> **Objective**
Pick every line with "JSON" from the material below.

::: Dataset excerpts :::

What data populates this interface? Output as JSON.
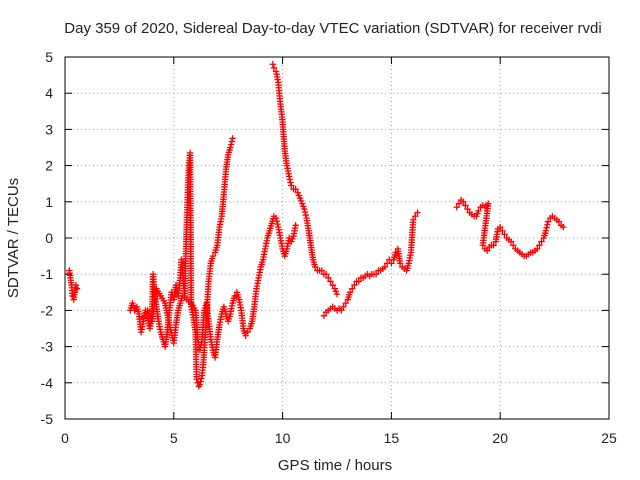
{
  "chart_data": {
    "type": "scatter",
    "title": "Day 359 of 2020, Sidereal Day-to-day VTEC variation (SDTVAR) for receiver rvdi",
    "xlabel": "GPS time / hours",
    "ylabel": "SDTVAR / TECUs",
    "xlim": [
      0,
      25
    ],
    "ylim": [
      -5,
      5
    ],
    "x_ticks": [
      0,
      5,
      10,
      15,
      20,
      25
    ],
    "y_ticks": [
      -5,
      -4,
      -3,
      -2,
      -1,
      0,
      1,
      2,
      3,
      4,
      5
    ],
    "grid": true,
    "legend": "none",
    "marker": "plus",
    "color": "#ff0000",
    "segments": [
      [
        [
          0.2,
          -0.9
        ],
        [
          0.25,
          -1.1
        ],
        [
          0.3,
          -1.3
        ],
        [
          0.35,
          -1.6
        ],
        [
          0.4,
          -1.7
        ],
        [
          0.45,
          -1.5
        ],
        [
          0.5,
          -1.3
        ],
        [
          0.55,
          -1.4
        ]
      ],
      [
        [
          3.0,
          -2.0
        ],
        [
          3.1,
          -1.8
        ],
        [
          3.2,
          -2.0
        ],
        [
          3.3,
          -1.9
        ],
        [
          3.4,
          -2.1
        ],
        [
          3.5,
          -2.6
        ],
        [
          3.6,
          -2.3
        ],
        [
          3.7,
          -2.0
        ],
        [
          3.8,
          -2.2
        ],
        [
          3.9,
          -2.5
        ],
        [
          4.0,
          -2.1
        ],
        [
          4.05,
          -1.0
        ],
        [
          4.1,
          -1.5
        ],
        [
          4.2,
          -1.9
        ],
        [
          4.3,
          -2.3
        ],
        [
          4.4,
          -2.6
        ],
        [
          4.5,
          -2.8
        ],
        [
          4.6,
          -3.0
        ],
        [
          4.7,
          -2.6
        ],
        [
          4.8,
          -2.0
        ],
        [
          4.9,
          -1.5
        ],
        [
          5.0,
          -1.7
        ],
        [
          5.1,
          -1.3
        ],
        [
          5.2,
          -1.6
        ],
        [
          5.3,
          -1.1
        ],
        [
          5.35,
          -0.6
        ],
        [
          5.4,
          -0.9
        ],
        [
          5.5,
          -1.6
        ],
        [
          5.55,
          -0.5
        ],
        [
          5.6,
          0.5
        ],
        [
          5.65,
          1.4
        ],
        [
          5.7,
          2.0
        ],
        [
          5.75,
          2.35
        ],
        [
          5.8,
          -1.9
        ],
        [
          5.9,
          -2.2
        ],
        [
          6.0,
          -2.6
        ],
        [
          6.05,
          -3.9
        ],
        [
          6.1,
          -4.0
        ],
        [
          6.15,
          -4.1
        ],
        [
          6.2,
          -4.05
        ],
        [
          6.3,
          -3.8
        ],
        [
          6.35,
          -3.5
        ],
        [
          6.4,
          -3.1
        ],
        [
          6.45,
          -2.6
        ],
        [
          6.5,
          -2.2
        ],
        [
          6.55,
          -1.7
        ],
        [
          6.6,
          -1.2
        ],
        [
          6.7,
          -0.7
        ],
        [
          6.8,
          -0.5
        ],
        [
          6.9,
          -0.4
        ],
        [
          7.0,
          -0.2
        ],
        [
          7.1,
          0.3
        ],
        [
          7.2,
          0.6
        ],
        [
          7.3,
          1.2
        ],
        [
          7.4,
          1.9
        ],
        [
          7.5,
          2.3
        ],
        [
          7.6,
          2.5
        ],
        [
          7.7,
          2.75
        ]
      ],
      [
        [
          3.6,
          -2.2
        ],
        [
          3.8,
          -2.0
        ],
        [
          4.0,
          -2.3
        ],
        [
          4.2,
          -1.4
        ],
        [
          4.4,
          -1.6
        ],
        [
          4.6,
          -1.8
        ],
        [
          4.8,
          -2.4
        ],
        [
          5.0,
          -2.9
        ],
        [
          5.1,
          -2.4
        ],
        [
          5.2,
          -2.0
        ],
        [
          5.4,
          -1.6
        ],
        [
          5.6,
          -1.7
        ],
        [
          5.8,
          -1.8
        ],
        [
          6.0,
          -2.0
        ],
        [
          6.1,
          -2.8
        ],
        [
          6.2,
          -3.1
        ],
        [
          6.3,
          -2.8
        ],
        [
          6.4,
          -2.0
        ],
        [
          6.5,
          -1.8
        ],
        [
          6.6,
          -2.3
        ],
        [
          6.7,
          -2.8
        ],
        [
          6.8,
          -3.1
        ],
        [
          6.9,
          -3.3
        ],
        [
          7.0,
          -2.8
        ],
        [
          7.1,
          -2.4
        ],
        [
          7.2,
          -2.1
        ],
        [
          7.3,
          -1.9
        ],
        [
          7.4,
          -2.1
        ],
        [
          7.5,
          -2.3
        ],
        [
          7.6,
          -2.1
        ],
        [
          7.7,
          -1.8
        ],
        [
          7.8,
          -1.6
        ],
        [
          7.9,
          -1.5
        ],
        [
          8.0,
          -1.7
        ],
        [
          8.1,
          -2.0
        ],
        [
          8.2,
          -2.5
        ],
        [
          8.3,
          -2.7
        ],
        [
          8.4,
          -2.6
        ],
        [
          8.5,
          -2.5
        ],
        [
          8.6,
          -2.3
        ],
        [
          8.7,
          -1.9
        ],
        [
          8.8,
          -1.4
        ],
        [
          8.9,
          -1.1
        ],
        [
          9.0,
          -0.8
        ],
        [
          9.1,
          -0.6
        ],
        [
          9.2,
          -0.3
        ],
        [
          9.3,
          0.0
        ],
        [
          9.4,
          0.2
        ],
        [
          9.5,
          0.4
        ],
        [
          9.6,
          0.6
        ],
        [
          9.7,
          0.55
        ],
        [
          9.8,
          0.3
        ],
        [
          9.9,
          0.0
        ],
        [
          10.0,
          -0.3
        ],
        [
          10.1,
          -0.5
        ],
        [
          10.2,
          -0.3
        ],
        [
          10.3,
          0.0
        ],
        [
          10.4,
          -0.1
        ],
        [
          10.5,
          0.05
        ],
        [
          10.6,
          0.35
        ]
      ],
      [
        [
          9.55,
          4.8
        ],
        [
          9.6,
          4.7
        ],
        [
          9.7,
          4.6
        ],
        [
          9.8,
          4.3
        ],
        [
          9.85,
          4.0
        ],
        [
          9.9,
          3.7
        ],
        [
          10.0,
          3.2
        ],
        [
          10.05,
          2.8
        ],
        [
          10.1,
          2.4
        ],
        [
          10.2,
          2.0
        ],
        [
          10.3,
          1.7
        ],
        [
          10.4,
          1.45
        ],
        [
          10.5,
          1.35
        ],
        [
          10.6,
          1.35
        ],
        [
          10.7,
          1.25
        ],
        [
          10.8,
          1.1
        ],
        [
          10.9,
          0.95
        ],
        [
          11.0,
          0.8
        ],
        [
          11.1,
          0.55
        ],
        [
          11.2,
          0.2
        ],
        [
          11.3,
          -0.2
        ],
        [
          11.4,
          -0.6
        ],
        [
          11.5,
          -0.8
        ],
        [
          11.6,
          -0.9
        ],
        [
          11.7,
          -0.9
        ],
        [
          11.8,
          -0.9
        ],
        [
          11.9,
          -1.0
        ],
        [
          12.0,
          -1.0
        ],
        [
          12.1,
          -1.1
        ],
        [
          12.2,
          -1.2
        ],
        [
          12.3,
          -1.3
        ],
        [
          12.4,
          -1.4
        ],
        [
          12.5,
          -1.55
        ]
      ],
      [
        [
          11.9,
          -2.15
        ],
        [
          12.0,
          -2.05
        ],
        [
          12.1,
          -2.0
        ],
        [
          12.2,
          -1.95
        ],
        [
          12.3,
          -1.9
        ],
        [
          12.4,
          -1.95
        ],
        [
          12.5,
          -2.0
        ],
        [
          12.6,
          -1.95
        ],
        [
          12.7,
          -2.0
        ],
        [
          12.8,
          -1.9
        ],
        [
          12.9,
          -1.8
        ],
        [
          13.0,
          -1.7
        ],
        [
          13.1,
          -1.5
        ],
        [
          13.2,
          -1.4
        ],
        [
          13.3,
          -1.3
        ],
        [
          13.4,
          -1.2
        ],
        [
          13.5,
          -1.2
        ],
        [
          13.6,
          -1.1
        ],
        [
          13.7,
          -1.1
        ],
        [
          13.8,
          -1.05
        ],
        [
          13.9,
          -1.0
        ],
        [
          14.0,
          -1.05
        ],
        [
          14.1,
          -1.0
        ],
        [
          14.2,
          -1.0
        ],
        [
          14.3,
          -1.0
        ],
        [
          14.4,
          -0.9
        ],
        [
          14.5,
          -0.9
        ],
        [
          14.6,
          -0.85
        ],
        [
          14.7,
          -0.8
        ],
        [
          14.8,
          -0.7
        ],
        [
          14.9,
          -0.6
        ],
        [
          15.0,
          -0.7
        ],
        [
          15.1,
          -0.6
        ],
        [
          15.2,
          -0.4
        ],
        [
          15.3,
          -0.3
        ],
        [
          15.35,
          -0.5
        ],
        [
          15.4,
          -0.7
        ],
        [
          15.5,
          -0.8
        ],
        [
          15.6,
          -0.85
        ],
        [
          15.7,
          -0.9
        ],
        [
          15.8,
          -0.7
        ],
        [
          15.9,
          -0.4
        ],
        [
          16.0,
          0.5
        ],
        [
          16.1,
          0.6
        ],
        [
          16.2,
          0.7
        ]
      ],
      [
        [
          18.0,
          0.85
        ],
        [
          18.1,
          0.95
        ],
        [
          18.2,
          1.05
        ],
        [
          18.3,
          1.0
        ],
        [
          18.4,
          0.9
        ],
        [
          18.5,
          0.8
        ],
        [
          18.6,
          0.7
        ],
        [
          18.7,
          0.65
        ],
        [
          18.8,
          0.6
        ],
        [
          18.9,
          0.6
        ],
        [
          19.0,
          0.75
        ],
        [
          19.1,
          0.85
        ],
        [
          19.2,
          0.9
        ],
        [
          19.3,
          0.85
        ],
        [
          19.4,
          0.9
        ],
        [
          19.45,
          0.95
        ],
        [
          19.2,
          -0.2
        ],
        [
          19.3,
          -0.3
        ],
        [
          19.4,
          -0.35
        ],
        [
          19.5,
          -0.25
        ],
        [
          19.6,
          -0.2
        ],
        [
          19.7,
          -0.2
        ],
        [
          19.8,
          -0.1
        ],
        [
          19.85,
          0.1
        ],
        [
          19.9,
          0.25
        ],
        [
          20.0,
          0.3
        ],
        [
          20.1,
          0.2
        ],
        [
          20.2,
          0.1
        ],
        [
          20.3,
          0.0
        ],
        [
          20.4,
          -0.05
        ],
        [
          20.5,
          -0.1
        ],
        [
          20.6,
          -0.2
        ],
        [
          20.7,
          -0.3
        ],
        [
          20.8,
          -0.35
        ],
        [
          20.9,
          -0.4
        ],
        [
          21.0,
          -0.45
        ],
        [
          21.1,
          -0.5
        ],
        [
          21.2,
          -0.5
        ],
        [
          21.3,
          -0.45
        ],
        [
          21.4,
          -0.4
        ],
        [
          21.5,
          -0.4
        ],
        [
          21.6,
          -0.35
        ],
        [
          21.7,
          -0.3
        ],
        [
          21.8,
          -0.2
        ],
        [
          21.9,
          -0.1
        ],
        [
          22.0,
          0.0
        ],
        [
          22.1,
          0.2
        ],
        [
          22.2,
          0.45
        ],
        [
          22.3,
          0.55
        ],
        [
          22.4,
          0.6
        ],
        [
          22.5,
          0.55
        ],
        [
          22.6,
          0.5
        ],
        [
          22.7,
          0.45
        ],
        [
          22.8,
          0.35
        ],
        [
          22.9,
          0.3
        ]
      ]
    ]
  }
}
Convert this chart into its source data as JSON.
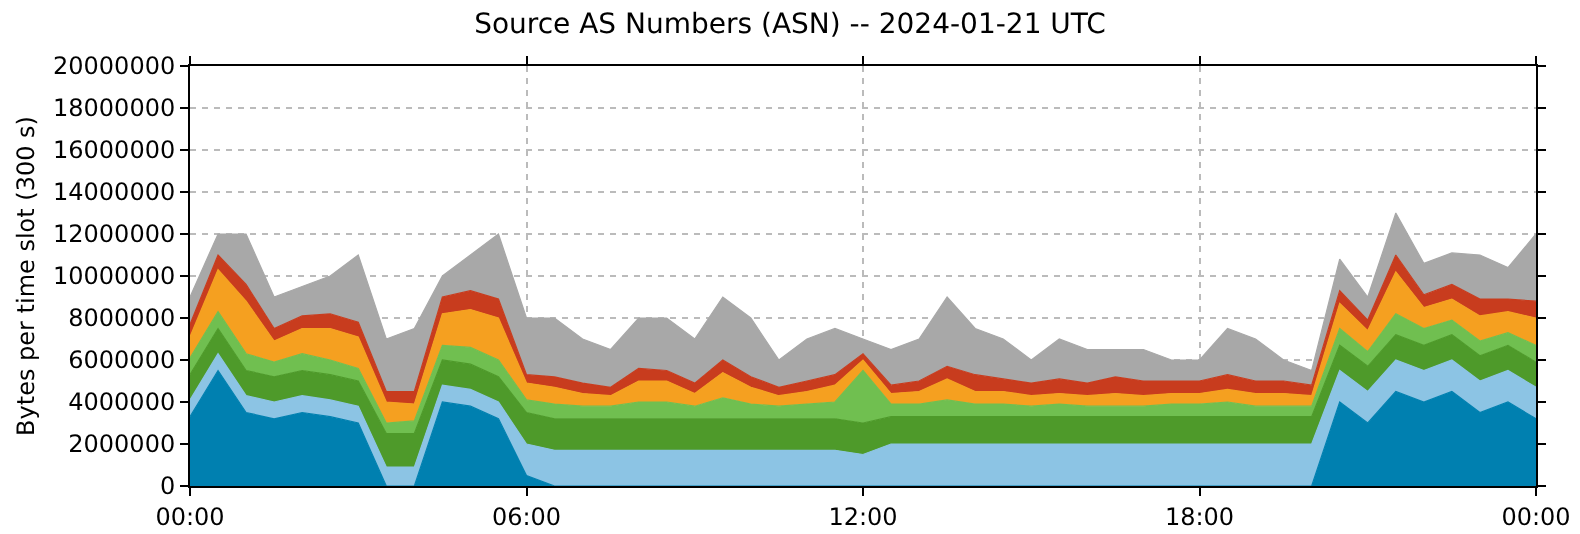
{
  "chart_data": {
    "type": "area",
    "title": "Source AS Numbers (ASN) -- 2024-01-21 UTC",
    "ylabel": "Bytes per time slot (300 s)",
    "stacked": true,
    "grid": true,
    "x": [
      0,
      0.5,
      1,
      1.5,
      2,
      2.5,
      3,
      3.5,
      4,
      4.5,
      5,
      5.5,
      6,
      6.5,
      7,
      7.5,
      8,
      8.5,
      9,
      9.5,
      10,
      10.5,
      11,
      11.5,
      12,
      12.5,
      13,
      13.5,
      14,
      14.5,
      15,
      15.5,
      16,
      16.5,
      17,
      17.5,
      18,
      18.5,
      19,
      19.5,
      20,
      20.5,
      21,
      21.5,
      22,
      22.5,
      23,
      23.5,
      24
    ],
    "xlim": [
      0,
      24
    ],
    "xticks": [
      {
        "value": 0,
        "label": "00:00"
      },
      {
        "value": 6,
        "label": "06:00"
      },
      {
        "value": 12,
        "label": "12:00"
      },
      {
        "value": 18,
        "label": "18:00"
      },
      {
        "value": 24,
        "label": "00:00"
      }
    ],
    "ylim": [
      0,
      20000000
    ],
    "yticks": [
      0,
      2000000,
      4000000,
      6000000,
      8000000,
      10000000,
      12000000,
      14000000,
      16000000,
      18000000,
      20000000
    ],
    "series": [
      {
        "color": "#0080b0",
        "values": [
          3300000,
          5500000,
          3500000,
          3200000,
          3500000,
          3300000,
          3000000,
          0,
          0,
          4000000,
          3800000,
          3200000,
          500000,
          0,
          0,
          0,
          0,
          0,
          0,
          0,
          0,
          0,
          0,
          0,
          0,
          0,
          0,
          0,
          0,
          0,
          0,
          0,
          0,
          0,
          0,
          0,
          0,
          0,
          0,
          0,
          0,
          4000000,
          3000000,
          4500000,
          4000000,
          4500000,
          3500000,
          4000000,
          3200000
        ]
      },
      {
        "color": "#8cc4e4",
        "values": [
          800000,
          800000,
          800000,
          800000,
          800000,
          800000,
          800000,
          900000,
          900000,
          800000,
          800000,
          800000,
          1500000,
          1700000,
          1700000,
          1700000,
          1700000,
          1700000,
          1700000,
          1700000,
          1700000,
          1700000,
          1700000,
          1700000,
          1500000,
          2000000,
          2000000,
          2000000,
          2000000,
          2000000,
          2000000,
          2000000,
          2000000,
          2000000,
          2000000,
          2000000,
          2000000,
          2000000,
          2000000,
          2000000,
          2000000,
          1500000,
          1500000,
          1500000,
          1500000,
          1500000,
          1500000,
          1500000,
          1500000
        ]
      },
      {
        "color": "#4e9a2a",
        "values": [
          1200000,
          1200000,
          1200000,
          1200000,
          1200000,
          1200000,
          1200000,
          1600000,
          1600000,
          1200000,
          1200000,
          1200000,
          1500000,
          1500000,
          1500000,
          1500000,
          1500000,
          1500000,
          1500000,
          1500000,
          1500000,
          1500000,
          1500000,
          1500000,
          1500000,
          1300000,
          1300000,
          1300000,
          1300000,
          1300000,
          1300000,
          1300000,
          1300000,
          1300000,
          1300000,
          1300000,
          1300000,
          1300000,
          1300000,
          1300000,
          1300000,
          1200000,
          1200000,
          1200000,
          1200000,
          1200000,
          1200000,
          1200000,
          1200000
        ]
      },
      {
        "color": "#70bf50",
        "values": [
          800000,
          800000,
          800000,
          700000,
          800000,
          700000,
          600000,
          500000,
          600000,
          700000,
          800000,
          800000,
          600000,
          700000,
          600000,
          600000,
          800000,
          800000,
          600000,
          1000000,
          700000,
          600000,
          700000,
          800000,
          2500000,
          600000,
          600000,
          800000,
          600000,
          600000,
          500000,
          600000,
          500000,
          500000,
          500000,
          600000,
          600000,
          700000,
          500000,
          500000,
          500000,
          800000,
          700000,
          1000000,
          800000,
          700000,
          700000,
          600000,
          800000
        ]
      },
      {
        "color": "#f5a020",
        "values": [
          1000000,
          2000000,
          2500000,
          1000000,
          1200000,
          1500000,
          1500000,
          1000000,
          800000,
          1500000,
          1800000,
          2000000,
          800000,
          800000,
          600000,
          500000,
          1000000,
          1000000,
          600000,
          1200000,
          800000,
          500000,
          600000,
          800000,
          500000,
          500000,
          600000,
          1000000,
          600000,
          600000,
          500000,
          500000,
          500000,
          600000,
          500000,
          500000,
          500000,
          600000,
          600000,
          600000,
          500000,
          1200000,
          1000000,
          2000000,
          1000000,
          1000000,
          1200000,
          1000000,
          1300000
        ]
      },
      {
        "color": "#c83c1e",
        "values": [
          600000,
          700000,
          800000,
          600000,
          600000,
          700000,
          700000,
          500000,
          600000,
          800000,
          900000,
          900000,
          400000,
          500000,
          500000,
          400000,
          600000,
          500000,
          500000,
          600000,
          500000,
          400000,
          500000,
          500000,
          300000,
          400000,
          500000,
          600000,
          800000,
          600000,
          600000,
          700000,
          600000,
          800000,
          700000,
          600000,
          600000,
          700000,
          600000,
          600000,
          500000,
          600000,
          500000,
          800000,
          600000,
          700000,
          800000,
          600000,
          800000
        ]
      },
      {
        "color": "#a8a8a8",
        "values": [
          1300000,
          1000000,
          2400000,
          1500000,
          1400000,
          1800000,
          3200000,
          2500000,
          3000000,
          1000000,
          1700000,
          3100000,
          2700000,
          2800000,
          2100000,
          1800000,
          2400000,
          2500000,
          2100000,
          3000000,
          2800000,
          1300000,
          2000000,
          2200000,
          700000,
          1700000,
          2000000,
          3300000,
          2200000,
          1900000,
          1100000,
          1900000,
          1600000,
          1300000,
          1500000,
          1000000,
          1000000,
          2200000,
          2000000,
          1000000,
          700000,
          1500000,
          1100000,
          2000000,
          1500000,
          1500000,
          2100000,
          1500000,
          3200000
        ]
      }
    ]
  }
}
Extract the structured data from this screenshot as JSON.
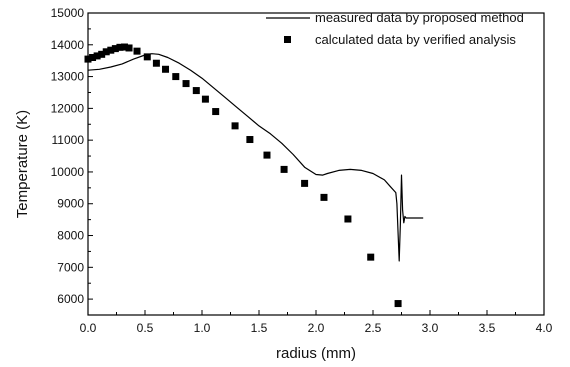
{
  "chart_data": {
    "type": "line",
    "xlabel": "radius (mm)",
    "ylabel": "Temperature (K)",
    "xlim": [
      0.0,
      4.0
    ],
    "ylim": [
      5500,
      15000
    ],
    "xticks": [
      "0.0",
      "0.5",
      "1.0",
      "1.5",
      "2.0",
      "2.5",
      "3.0",
      "3.5",
      "4.0"
    ],
    "yticks": [
      "6000",
      "7000",
      "8000",
      "9000",
      "10000",
      "11000",
      "12000",
      "13000",
      "14000",
      "15000"
    ],
    "xtick_values": [
      0.0,
      0.5,
      1.0,
      1.5,
      2.0,
      2.5,
      3.0,
      3.5,
      4.0
    ],
    "ytick_values": [
      6000,
      7000,
      8000,
      9000,
      10000,
      11000,
      12000,
      13000,
      14000,
      15000
    ],
    "legend_position": "top-right",
    "series": [
      {
        "name": "measured data by proposed method",
        "style": "line",
        "color": "#000000",
        "x": [
          0.0,
          0.1,
          0.2,
          0.3,
          0.4,
          0.5,
          0.56,
          0.62,
          0.7,
          0.8,
          0.9,
          1.0,
          1.1,
          1.2,
          1.3,
          1.4,
          1.5,
          1.6,
          1.7,
          1.8,
          1.9,
          2.0,
          2.06,
          2.1,
          2.2,
          2.3,
          2.4,
          2.5,
          2.6,
          2.65,
          2.7,
          2.71,
          2.73,
          2.74,
          2.75,
          2.76,
          2.77,
          2.78,
          2.79,
          2.8,
          2.85,
          2.9,
          2.94
        ],
        "y": [
          13200,
          13230,
          13300,
          13400,
          13550,
          13680,
          13720,
          13700,
          13600,
          13420,
          13200,
          12950,
          12650,
          12350,
          12050,
          11750,
          11450,
          11200,
          10900,
          10550,
          10150,
          9920,
          9900,
          9950,
          10050,
          10080,
          10050,
          9950,
          9750,
          9550,
          9350,
          9000,
          7200,
          8400,
          9900,
          8800,
          8400,
          8600,
          8550,
          8550,
          8550,
          8550,
          8550
        ]
      },
      {
        "name": "calculated data by verified analysis",
        "style": "square-markers",
        "color": "#000000",
        "x": [
          0.0,
          0.04,
          0.08,
          0.12,
          0.16,
          0.2,
          0.24,
          0.28,
          0.32,
          0.36,
          0.43,
          0.52,
          0.6,
          0.68,
          0.77,
          0.86,
          0.95,
          1.03,
          1.12,
          1.29,
          1.42,
          1.57,
          1.72,
          1.9,
          2.07,
          2.28,
          2.48,
          2.72
        ],
        "y": [
          13550,
          13600,
          13650,
          13700,
          13780,
          13830,
          13880,
          13920,
          13930,
          13900,
          13800,
          13620,
          13420,
          13230,
          13000,
          12780,
          12560,
          12290,
          11900,
          11450,
          11020,
          10530,
          10080,
          9640,
          9200,
          8520,
          7320,
          5860
        ]
      }
    ]
  }
}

:::

> **Task output**
What data populates this interface? Output as JSON.
Convert this chart into its source data as JSON.
Extract the structured data from this screenshot as JSON.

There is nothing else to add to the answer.